___ Document text ___

In this work, we intend to move beyond methylammonium and investigate another hybrid lead halide compound, recently discovered by Liu et al.: (Pb2I6) · (H2DPNDI) · (H2O) · (NMP) (DPNDI: N,N’-di(4-pyridyl)-1,4,5,8-napthalene diimide; NMP: N-methylpyrrolidin-2-one)21. The structure of the black crystal they produced is based around 1D [Pb2I6]2− polyanions surrounded by an interwoven network of protonated DPNDI ligands, as seen in Fig. 1, both of which are linked through hydrogen bonding to each other and the solvent molecules. As [H2DPNDI]2+ is much larger than methylammonium, the dimensionality of the inorganic framework is reduced from the 3D perovskite structure to 1D lead iodide chains, a result consistent with the iodobismuthates22. The effect of bulkier organic cations has been recently examined in alkylammonium lead halides, with cells showing improved stability, however the lower connectivity of the lead iodide octahedra compared to CH3NH3PbX3 has lead to larger band gaps and low efficiencies23,24. Photoactive organic cations have been less well explored, with the only paper investigating tropylium lead iodide and producing a band gap of 1.97 eV, which is outside of the range for high efficiency solar absorption25.
The lowering of dimensionality when compared to the methylammonium lead halides and corresponding structure, is also consistent with a related hybrid lead iodide, MVPb2I6 (MV2+: N,N’-dimethyl-4,4’-bipyridinium, also known as methylviologen). Both exhibit the same distorted [Pb2I6]2− unit, hypothesised to be due to the relatively strong dispersion interactions between the iodine atoms and the π bonding system on the organic linkers21,26. Equally, the lead iodide chains are separated by another layer of organic ligands to maximise the number of nearest neighbour iodine atoms to each π system. Of particular interest, however, was the observation of a photocurrent enabled by charge transfer between the organic and inorganic networks, allowed by the relative energies offset between the valence band of [Pb2I6]2− and the methylviologen LUMO and confirmed by experiment and Density Functional Theory (DFT) calculations27,28. The resulting optical absorption band was observed between 2.0 and 2.6 eV, which is above the optimal absorption of 1.1–1.6 eV for an efficient solar cell1. With the protonated DPNDI ligand expected to have a lower energy LUMO than methylviologen, however and the (Pb2I6) · (H2DPNDI) · (H2O) · (NMP) crystal observed to absorb across the entire visible spectrum21, the photovoltaic possibility of such an absorber is strongly worth investigating further. In this work, we will use ab initio DFT calculations to investigate this system and critically assess its suitability as a solar absorber.
All calculations were performed using periodic DFT using the Vienna ab initio Simulation Package (VASP)29,30,31,32. Three different functionals were used to examine this system: PBEsol33, which revises the Generalised Gradient Approximation (GGA) PBE34 functional for solids; PBE035, a hybrid density functional which encompasses 25% exact Hartree-Fock (HF) exchange, together with 75% exchange and the correlation energies from PBE34 and HSE0636, a screened modification to PBE0, which uses HF exchange only at short ranges. PBEsol has been shown to provide accurate lattice parameters for solid state systems, particularly hybrid halide perovskites37,38,39, while HSE06 gives both accurate lattice parameters and band energies in comparison with experiment40,41,42. The interactions between core and valence electrons in the system were described with the scalar relativistic projector-augmented wave (PAW) method43,44. In all examples, a cutoff energy of 450 eV and, with a unit cell containing 146 atoms and 11.361 × 13.250 × 15.572 Å in size, a Γ-centered 2 × 2 × 2 k-mesh were found to be sufficient. Calculations were converged once forces on each atom did not exceed 0.01 eV Å−1. For the pseudopotential treatment of Pb, 6s, 6p and 5d orbitals were considered valence.

___ Records shown ___

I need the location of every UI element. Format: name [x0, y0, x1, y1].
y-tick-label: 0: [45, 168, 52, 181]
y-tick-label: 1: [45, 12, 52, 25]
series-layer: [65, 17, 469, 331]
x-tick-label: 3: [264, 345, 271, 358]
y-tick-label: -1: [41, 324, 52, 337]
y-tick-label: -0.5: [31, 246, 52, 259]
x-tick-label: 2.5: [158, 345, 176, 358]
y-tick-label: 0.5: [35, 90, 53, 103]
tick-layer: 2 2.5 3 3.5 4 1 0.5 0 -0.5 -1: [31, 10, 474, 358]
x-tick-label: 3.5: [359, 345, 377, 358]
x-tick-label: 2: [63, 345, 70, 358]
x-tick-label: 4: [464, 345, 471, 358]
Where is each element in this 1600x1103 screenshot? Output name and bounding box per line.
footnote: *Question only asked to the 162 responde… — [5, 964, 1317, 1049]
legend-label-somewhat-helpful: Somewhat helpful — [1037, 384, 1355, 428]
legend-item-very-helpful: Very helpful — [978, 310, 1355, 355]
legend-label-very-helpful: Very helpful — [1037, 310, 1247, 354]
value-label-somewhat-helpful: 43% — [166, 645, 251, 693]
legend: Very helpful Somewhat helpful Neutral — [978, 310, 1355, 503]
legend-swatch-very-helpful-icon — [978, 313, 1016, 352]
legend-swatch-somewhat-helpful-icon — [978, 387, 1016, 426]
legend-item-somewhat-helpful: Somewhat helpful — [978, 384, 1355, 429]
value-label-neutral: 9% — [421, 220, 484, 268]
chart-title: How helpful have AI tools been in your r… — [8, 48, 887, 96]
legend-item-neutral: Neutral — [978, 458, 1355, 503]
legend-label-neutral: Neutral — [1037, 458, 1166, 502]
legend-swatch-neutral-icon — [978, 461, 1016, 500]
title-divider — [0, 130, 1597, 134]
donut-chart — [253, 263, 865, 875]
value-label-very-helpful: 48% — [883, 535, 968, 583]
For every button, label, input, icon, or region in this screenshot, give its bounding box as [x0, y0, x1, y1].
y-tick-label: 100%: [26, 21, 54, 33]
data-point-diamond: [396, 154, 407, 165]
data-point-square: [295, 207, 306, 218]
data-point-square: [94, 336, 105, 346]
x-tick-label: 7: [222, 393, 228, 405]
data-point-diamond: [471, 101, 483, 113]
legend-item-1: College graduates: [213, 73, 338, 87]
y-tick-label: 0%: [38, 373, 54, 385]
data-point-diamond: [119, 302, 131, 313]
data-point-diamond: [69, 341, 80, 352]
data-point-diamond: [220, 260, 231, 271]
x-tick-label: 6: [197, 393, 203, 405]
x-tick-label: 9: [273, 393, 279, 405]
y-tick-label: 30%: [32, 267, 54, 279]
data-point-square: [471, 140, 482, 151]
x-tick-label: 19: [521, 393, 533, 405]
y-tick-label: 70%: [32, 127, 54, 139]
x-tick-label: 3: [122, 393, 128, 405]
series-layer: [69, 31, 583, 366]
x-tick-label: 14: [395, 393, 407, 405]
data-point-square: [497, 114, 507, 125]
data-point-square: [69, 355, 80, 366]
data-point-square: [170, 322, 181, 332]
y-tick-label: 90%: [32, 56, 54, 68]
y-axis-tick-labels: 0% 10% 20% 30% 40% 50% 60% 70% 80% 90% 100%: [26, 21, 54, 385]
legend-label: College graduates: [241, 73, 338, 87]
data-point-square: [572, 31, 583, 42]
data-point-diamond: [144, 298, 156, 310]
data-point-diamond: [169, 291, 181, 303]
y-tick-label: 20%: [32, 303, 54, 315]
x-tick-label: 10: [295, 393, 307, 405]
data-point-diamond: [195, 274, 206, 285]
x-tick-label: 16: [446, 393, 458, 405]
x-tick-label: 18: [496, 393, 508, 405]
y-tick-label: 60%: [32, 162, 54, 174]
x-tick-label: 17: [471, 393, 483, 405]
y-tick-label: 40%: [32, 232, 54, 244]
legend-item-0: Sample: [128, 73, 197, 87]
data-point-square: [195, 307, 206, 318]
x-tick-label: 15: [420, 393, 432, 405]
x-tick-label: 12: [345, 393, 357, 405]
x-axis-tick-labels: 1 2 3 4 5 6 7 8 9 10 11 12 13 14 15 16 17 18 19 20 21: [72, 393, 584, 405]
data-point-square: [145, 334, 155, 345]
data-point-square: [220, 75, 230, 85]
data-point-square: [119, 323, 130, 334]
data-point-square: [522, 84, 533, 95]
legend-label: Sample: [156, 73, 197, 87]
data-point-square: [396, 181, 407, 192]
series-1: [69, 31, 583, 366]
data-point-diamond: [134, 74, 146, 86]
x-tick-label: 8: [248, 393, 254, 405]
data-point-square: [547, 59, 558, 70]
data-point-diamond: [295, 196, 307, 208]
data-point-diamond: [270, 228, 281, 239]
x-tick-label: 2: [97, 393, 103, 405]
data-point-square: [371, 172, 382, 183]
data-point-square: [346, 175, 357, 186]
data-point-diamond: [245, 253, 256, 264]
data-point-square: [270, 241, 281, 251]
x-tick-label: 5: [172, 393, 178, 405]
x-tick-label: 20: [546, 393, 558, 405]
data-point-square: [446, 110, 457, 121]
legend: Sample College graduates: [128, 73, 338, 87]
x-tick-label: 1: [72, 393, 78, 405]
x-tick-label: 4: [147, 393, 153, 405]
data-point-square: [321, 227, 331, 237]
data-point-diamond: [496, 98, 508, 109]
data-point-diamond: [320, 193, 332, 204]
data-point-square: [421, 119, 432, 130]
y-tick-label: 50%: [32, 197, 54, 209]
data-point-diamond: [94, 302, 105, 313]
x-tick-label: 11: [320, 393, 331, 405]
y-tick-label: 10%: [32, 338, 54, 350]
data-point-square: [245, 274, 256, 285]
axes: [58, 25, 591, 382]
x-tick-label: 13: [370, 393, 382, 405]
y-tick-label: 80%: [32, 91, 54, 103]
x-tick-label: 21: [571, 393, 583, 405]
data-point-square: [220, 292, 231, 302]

___

Work to complete ▸
In the text on the hybrid lead iodide compound, what cutoff energy was used in all the calculations?

Your solution ▸
450 eV